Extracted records
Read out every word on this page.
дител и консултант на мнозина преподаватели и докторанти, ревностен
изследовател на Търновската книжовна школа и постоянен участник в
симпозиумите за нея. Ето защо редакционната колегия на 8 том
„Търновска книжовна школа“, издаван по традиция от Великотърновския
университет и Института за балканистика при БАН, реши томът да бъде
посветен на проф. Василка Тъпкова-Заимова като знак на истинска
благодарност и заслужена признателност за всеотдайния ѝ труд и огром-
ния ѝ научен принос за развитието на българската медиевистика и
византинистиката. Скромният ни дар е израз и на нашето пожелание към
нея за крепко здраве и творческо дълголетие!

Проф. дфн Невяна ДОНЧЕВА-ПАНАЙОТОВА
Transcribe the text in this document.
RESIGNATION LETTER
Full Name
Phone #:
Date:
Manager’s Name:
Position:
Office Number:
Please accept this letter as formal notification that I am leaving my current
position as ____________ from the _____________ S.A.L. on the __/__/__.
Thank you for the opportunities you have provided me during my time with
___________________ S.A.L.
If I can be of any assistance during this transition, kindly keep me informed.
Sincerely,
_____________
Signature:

**Task objective:** Note how many lines of the material contain the string "this". Then report that number by itself.

**Full output:** 4